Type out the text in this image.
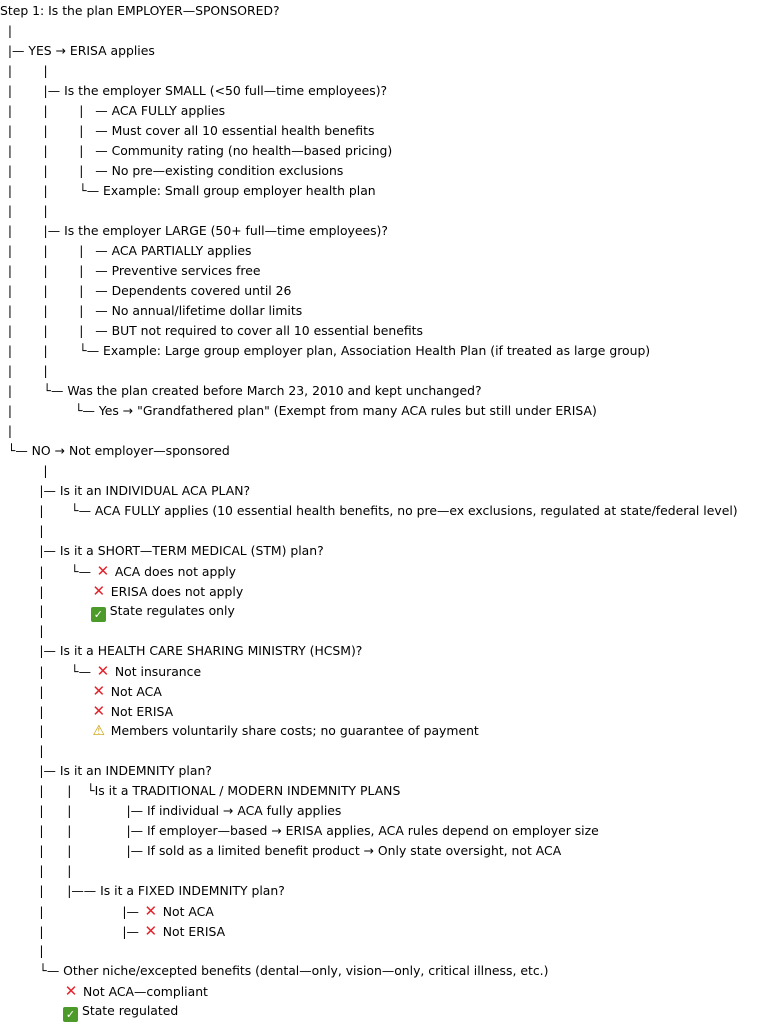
Step 1: Is the plan EMPLOYER—SPONSORED?
|
|— YES → ERISA applies
|        |
|        |— Is the employer SMALL (<50 full—time employees)?
|        |        |   — ACA FULLY applies
|        |        |   — Must cover all 10 essential health benefits
|        |        |   — Community rating (no health—based pricing)
|        |        |   — No pre—existing condition exclusions
|        |        └— Example: Small group employer health plan
|        |
|        |— Is the employer LARGE (50+ full—time employees)?
|        |        |   — ACA PARTIALLY applies
|        |        |   — Preventive services free
|        |        |   — Dependents covered until 26
|        |        |   — No annual/lifetime dollar limits
|        |        |   — BUT not required to cover all 10 essential benefits
|        |        └— Example: Large group employer plan, Association Health Plan (if treated as large group)
|        |
|        └— Was the plan created before March 23, 2010 and kept unchanged?
|                └— Yes → "Grandfathered plan" (Exempt from many ACA rules but still under ERISA)
|
└— NO → Not employer—sponsored
|
|— Is it an INDIVIDUAL ACA PLAN?
|       └— ACA FULLY applies (10 essential health benefits, no pre—ex exclusions, regulated at state/federal level)
|
|— Is it a SHORT—TERM MEDICAL (STM) plan?
|       └— ✕ ACA does not apply
|            ✕ ERISA does not apply
|            ✓ State regulates only
|
|— Is it a HEALTH CARE SHARING MINISTRY (HCSM)?
|       └— ✕ Not insurance
|            ✕ Not ACA
|            ✕ Not ERISA
|            ⚠ Members voluntarily share costs; no guarantee of payment
|
|— Is it an INDEMNITY plan?
|      |    └Is it a TRADITIONAL / MODERN INDEMNITY PLANS
|      |              |— If individual → ACA fully applies
|      |              |— If employer—based → ERISA applies, ACA rules depend on employer size
|      |              |— If sold as a limited benefit product → Only state oversight, not ACA
|      |
|      |—— Is it a FIXED INDEMNITY plan?
|                    |— ✕ Not ACA
|                    |— ✕ Not ERISA
|
└— Other niche/excepted benefits (dental—only, vision—only, critical illness, etc.)
✕ Not ACA—compliant
✓ State regulated
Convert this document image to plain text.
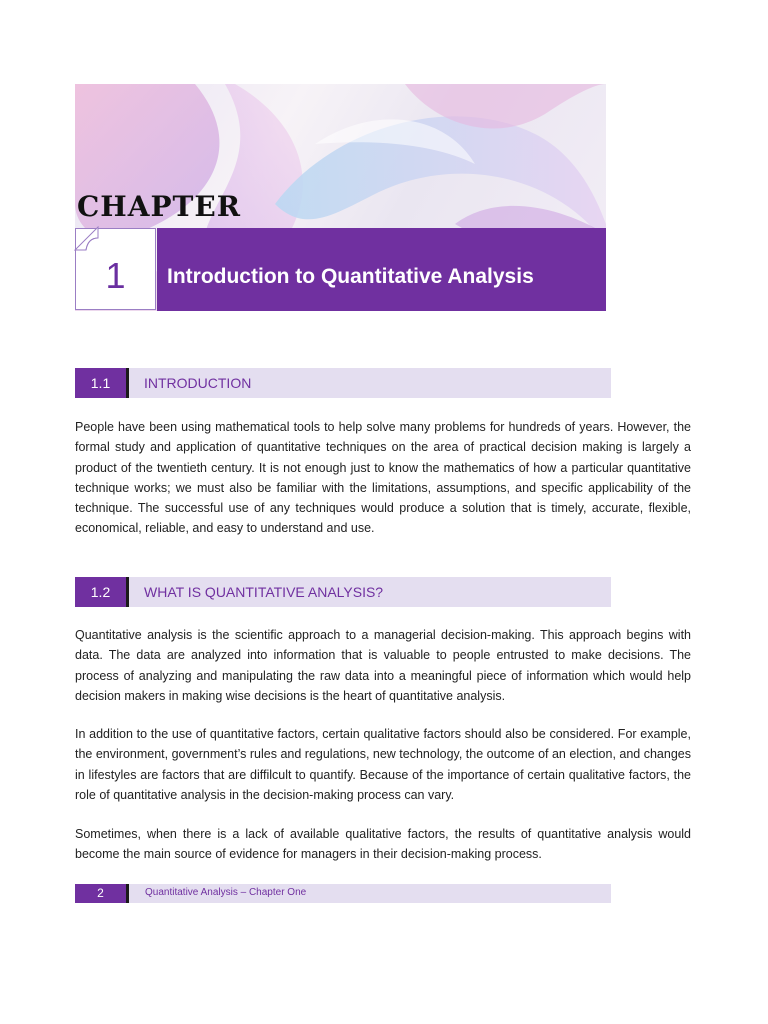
CHAPTER
1	Introduction to Quantitative Analysis
1.1	INTRODUCTION

People have been using mathematical tools to help solve many problems for hundreds of years. However, the formal study and application of quantitative techniques on the area of practical decision making is largely a product of the twentieth century. It is not enough just to know the mathematics of how a particular quantitative technique works; we must also be familiar with the limitations, assumptions, and specific applicability of the technique. The successful use of any techniques would produce a solution that is timely, accurate, flexible, economical, reliable, and easy to understand and use.

1.2	WHAT IS QUANTITATIVE ANALYSIS?

Quantitative analysis is the scientific approach to a managerial decision-making. This approach begins with data. The data are analyzed into information that is valuable to people entrusted to make decisions. The process of analyzing and manipulating the raw data into a meaningful piece of information which would help decision makers in making wise decisions is the heart of quantitative analysis.

In addition to the use of quantitative factors, certain qualitative factors should also be considered. For example, the environment, government’s rules and regulations, new technology, the outcome of an election, and changes in lifestyles are factors that are diffilcult to quantify. Because of the importance of certain qualitative factors, the role of quantitative analysis in the decision-making process can vary.

Sometimes, when there is a lack of available qualitative factors, the results of quantitative analysis would become the main source of evidence for managers in their decision-making process.

2	Quantitative Analysis – Chapter One
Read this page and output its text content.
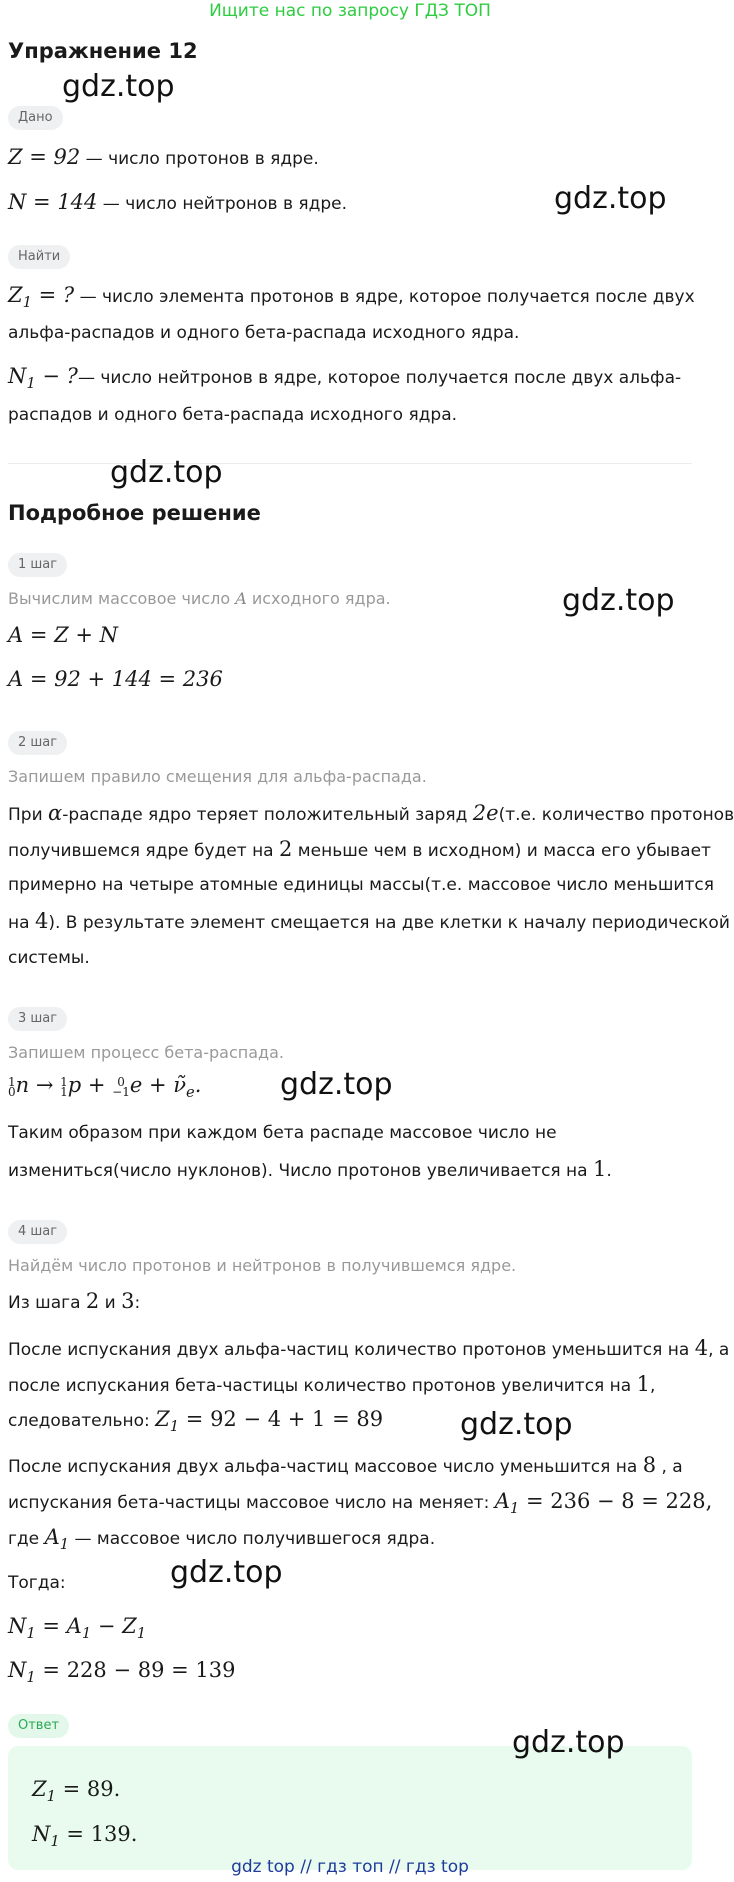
Ищите нас по запросу ГДЗ ТОП
Упражнение 12
gdz.top
Дано
Z = 92 — число протонов в ядре.
gdz.top
N = 144 — число нейтронов в ядре.
Найти
$Z_1$ = ? — число элемента протонов в ядре, которое получается после двух
альфа-распадов и одного бета-распада исходного ядра.
$N_1$ − ?— число нейтронов в ядре, которое получается после двух альфа-
распадов и одного бета-распада исходного ядра.
gdz.top
Подробное решение
1 шаг
Вычислим массовое число A исходного ядра.	gdz.top
A = Z + N
A = 92 + 144 = 236
2 шаг
Запишем правило смещения для альфа-распада.
При α-распаде ядро теряет положительный заряд 2e(т.е. количество протонов
получившемся ядре будет на 2 меньше чем в исходном) и масса его убывает
примерно на четыре атомные единицы массы(т.е. массовое число меньшится
на 4). В результате элемент смещается на две клетки к началу периодической
системы.
3 шаг
Запишем процесс бета-распада.
1
0n → 1
1p + 0
$-1e + \nũ_e$.	gdz.top
Таким образом при каждом бета распаде массовое число не
измениться(число нуклонов). Число протонов увеличивается на 1.
4 шаг
Найдём число протонов и нейтронов в получившемся ядре.
Из шага 2 и 3:
После испускания двух альфа-частиц количество протонов уменьшится на 4, а
после испускания бета-частицы количество протонов увеличится на 1,
следовательно: $Z_1 = 92 - 4 + 1 = 89$	gdz.top
После испускания двух альфа-частиц массовое число уменьшится на 8 , а
испускания бета-частицы массовое число на меняет: $A_1 = 236 - 8 = 228$,
где $A_1$ — массовое число получившегося ядра.
Тогда:	gdz.top
$N_1 = A_1 - Z_1$
$N_1 = 228 - 89 = 139$
Ответ	gdz.top
$Z_1 = 89$.
$N_1 = 139$.
gdz top // гдз топ // гдз top
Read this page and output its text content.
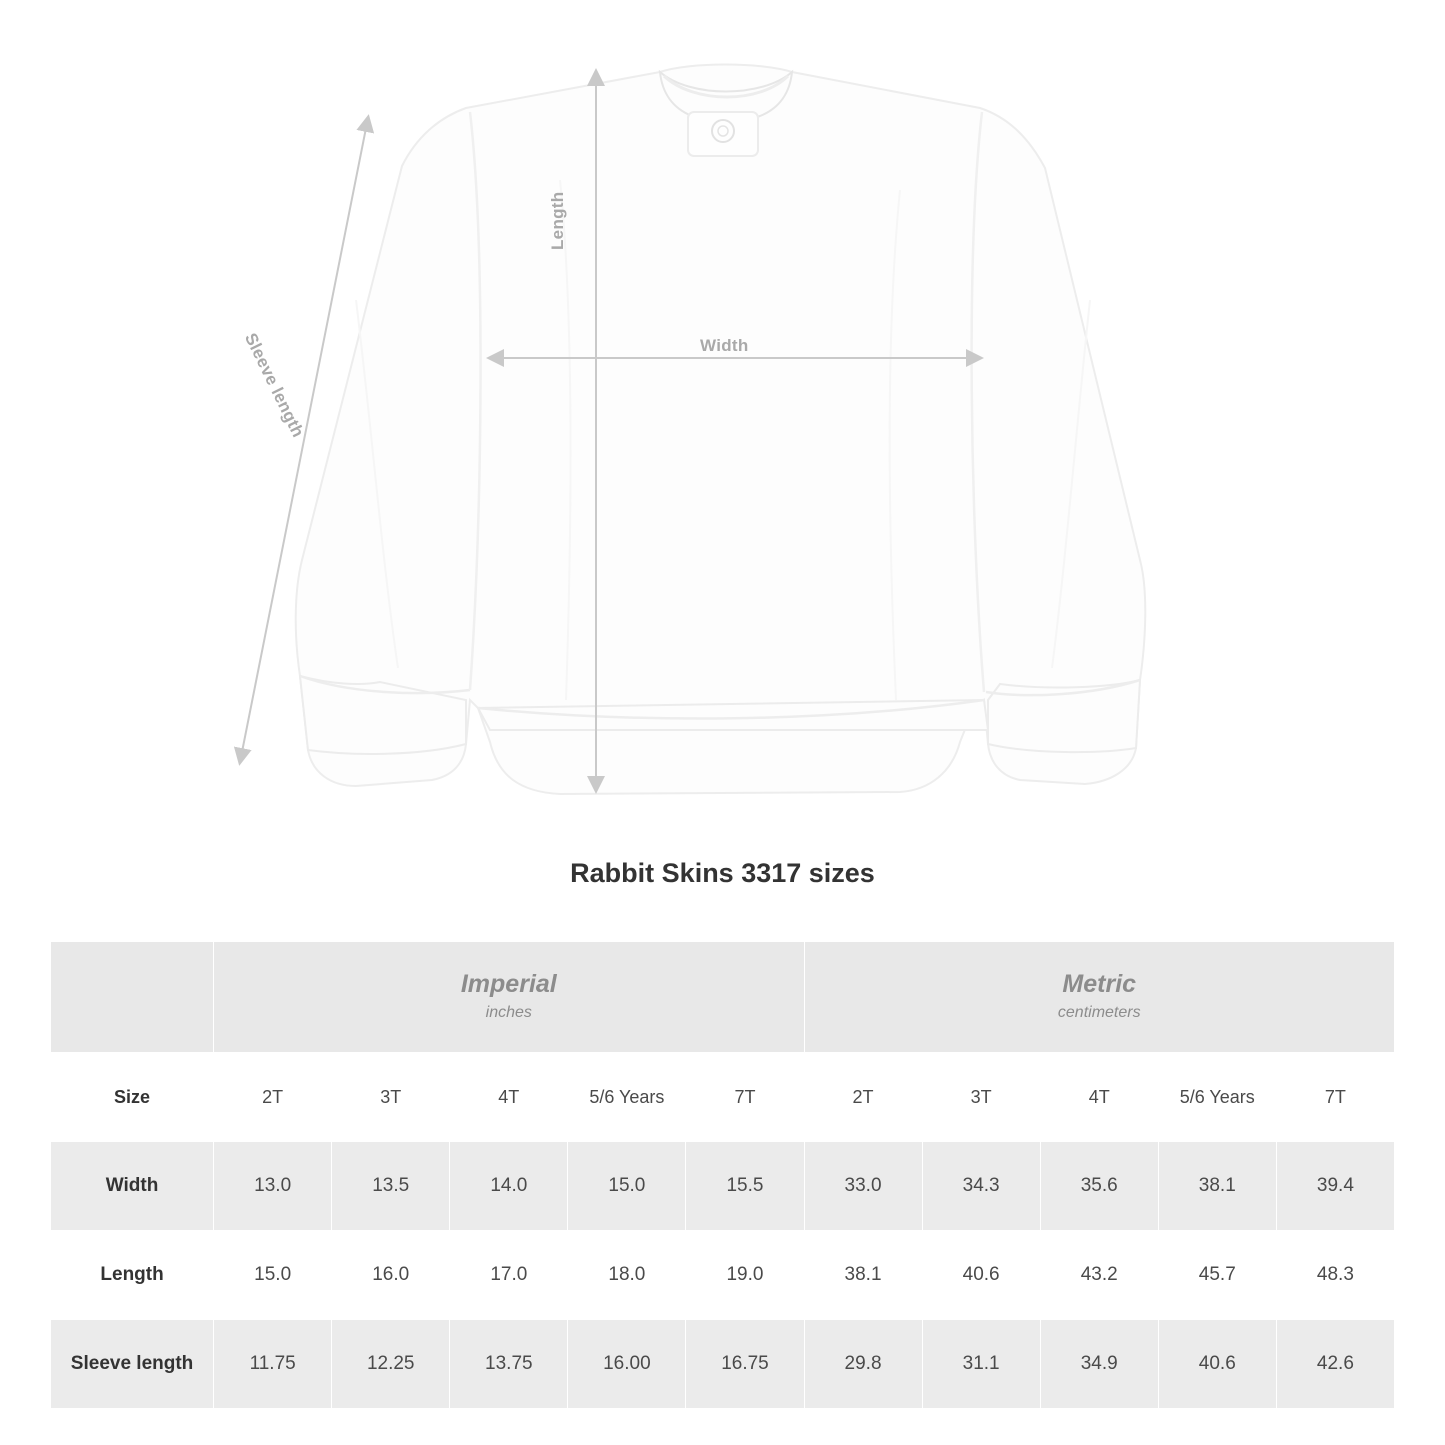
Width
Length
Sleeve length
Rabbit Skins 3317 sizes

Imperial
inches

Metric
centimeters

Size	2T	3T	4T	5/6 Years	7T	2T	3T	4T	5/6 Years	7T
Width	13.0	13.5	14.0	15.0	15.5	33.0	34.3	35.6	38.1	39.4
Length	15.0	16.0	17.0	18.0	19.0	38.1	40.6	43.2	45.7	48.3
Sleeve length	11.75	12.25	13.75	16.00	16.75	29.8	31.1	34.9	40.6	42.6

::::

What to do → Reproduce the material above in full, exactly, with no images.

Complete output →
Type out the text in this image.
Step 1: Is the plan EMPLOYER—SPONSORED?
|
|— YES → ERISA applies
|        |
|        |— Is the employer SMALL (<50 full—time employees)?
|        |        |   — ACA FULLY applies
|        |        |   — Must cover all 10 essential health benefits
|        |        |   — Community rating (no health—based pricing)
|        |        |   — No pre—existing condition exclusions
|        |        └— Example: Small group employer health plan
|        |
|        |— Is the employer LARGE (50+ full—time employees)?
|        |        |   — ACA PARTIALLY applies
|        |        |   — Preventive services free
|        |        |   — Dependents covered until 26
|        |        |   — No annual/lifetime dollar limits
|        |        |   — BUT not required to cover all 10 essential benefits
|        |        └— Example: Large group employer plan, Association Health Plan (if treated as large group)
|        |
|        └— Was the plan created before March 23, 2010 and kept unchanged?
|                └— Yes → "Grandfathered plan" (Exempt from many ACA rules but still under ERISA)
|
└— NO → Not employer—sponsored
|
|— Is it an INDIVIDUAL ACA PLAN?
|       └— ACA FULLY applies (10 essential health benefits, no pre—ex exclusions, regulated at state/federal level)
|
|— Is it a SHORT—TERM MEDICAL (STM) plan?
|       └— ✕ ACA does not apply
|            ✕ ERISA does not apply
|            ✓ State regulates only
|
|— Is it a HEALTH CARE SHARING MINISTRY (HCSM)?
|       └— ✕ Not insurance
|            ✕ Not ACA
|            ✕ Not ERISA
|            ⚠ Members voluntarily share costs; no guarantee of payment
|
|— Is it an INDEMNITY plan?
|      |    └Is it a TRADITIONAL / MODERN INDEMNITY PLANS
|      |              |— If individual → ACA fully applies
|      |              |— If employer—based → ERISA applies, ACA rules depend on employer size
|      |              |— If sold as a limited benefit product → Only state oversight, not ACA
|      |
|      |—— Is it a FIXED INDEMNITY plan?
|                    |— ✕ Not ACA
|                    |— ✕ Not ERISA
|
└— Other niche/excepted benefits (dental—only, vision—only, critical illness, etc.)
✕ Not ACA—compliant
✓ State regulated
Convert this document image to plain text.
CHAPTER
1	Introduction to Quantitative Analysis
1.1	INTRODUCTION

People have been using mathematical tools to help solve many problems for hundreds of years. However, the formal study and application of quantitative techniques on the area of practical decision making is largely a product of the twentieth century. It is not enough just to know the mathematics of how a particular quantitative technique works; we must also be familiar with the limitations, assumptions, and specific applicability of the technique. The successful use of any techniques would produce a solution that is timely, accurate, flexible, economical, reliable, and easy to understand and use.

1.2	WHAT IS QUANTITATIVE ANALYSIS?

Quantitative analysis is the scientific approach to a managerial decision-making. This approach begins with data. The data are analyzed into information that is valuable to people entrusted to make decisions. The process of analyzing and manipulating the raw data into a meaningful piece of information which would help decision makers in making wise decisions is the heart of quantitative analysis.

In addition to the use of quantitative factors, certain qualitative factors should also be considered. For example, the environment, government’s rules and regulations, new technology, the outcome of an election, and changes in lifestyles are factors that are diffilcult to quantify. Because of the importance of certain qualitative factors, the role of quantitative analysis in the decision-making process can vary.

Sometimes, when there is a lack of available qualitative factors, the results of quantitative analysis would become the main source of evidence for managers in their decision-making process.

2	Quantitative Analysis – Chapter One
Read this page and output its text content.
Ищите нас по запросу ГДЗ ТОП
Упражнение 12
gdz.top
Дано
Z = 92 — число протонов в ядре.
gdz.top
N = 144 — число нейтронов в ядре.
Найти
$Z_1$ = ? — число элемента протонов в ядре, которое получается после двух
альфа-распадов и одного бета-распада исходного ядра.
$N_1$ − ?— число нейтронов в ядре, которое получается после двух альфа-
распадов и одного бета-распада исходного ядра.
gdz.top
Подробное решение
1 шаг
Вычислим массовое число A исходного ядра.	gdz.top
A = Z + N
A = 92 + 144 = 236
2 шаг
Запишем правило смещения для альфа-распада.
При α-распаде ядро теряет положительный заряд 2e(т.е. количество протонов
получившемся ядре будет на 2 меньше чем в исходном) и масса его убывает
примерно на четыре атомные единицы массы(т.е. массовое число меньшится
на 4). В результате элемент смещается на две клетки к началу периодической
системы.
3 шаг
Запишем процесс бета-распада.
1
0n → 1
1p + 0
$-1e + \nũ_e$.	gdz.top
Таким образом при каждом бета распаде массовое число не
измениться(число нуклонов). Число протонов увеличивается на 1.
4 шаг
Найдём число протонов и нейтронов в получившемся ядре.
Из шага 2 и 3:
После испускания двух альфа-частиц количество протонов уменьшится на 4, а
после испускания бета-частицы количество протонов увеличится на 1,
следовательно: $Z_1 = 92 - 4 + 1 = 89$	gdz.top
После испускания двух альфа-частиц массовое число уменьшится на 8 , а
испускания бета-частицы массовое число на меняет: $A_1 = 236 - 8 = 228$,
где $A_1$ — массовое число получившегося ядра.
Тогда:	gdz.top
$N_1 = A_1 - Z_1$
$N_1 = 228 - 89 = 139$
Ответ	gdz.top
$Z_1 = 89$.
$N_1 = 139$.
gdz top // гдз топ // гдз top
Read this page and output its text content.
Width
Length
Sleeve length
Rabbit Skins 3317 sizes

Imperial
inches

Metric
centimeters

Size	2T	3T	4T	5/6 Years	7T	2T	3T	4T	5/6 Years	7T
Width	13.0	13.5	14.0	15.0	15.5	33.0	34.3	35.6	38.1	39.4
Length	15.0	16.0	17.0	18.0	19.0	38.1	40.6	43.2	45.7	48.3
Sleeve length	11.75	12.25	13.75	16.00	16.75	29.8	31.1	34.9	40.6	42.6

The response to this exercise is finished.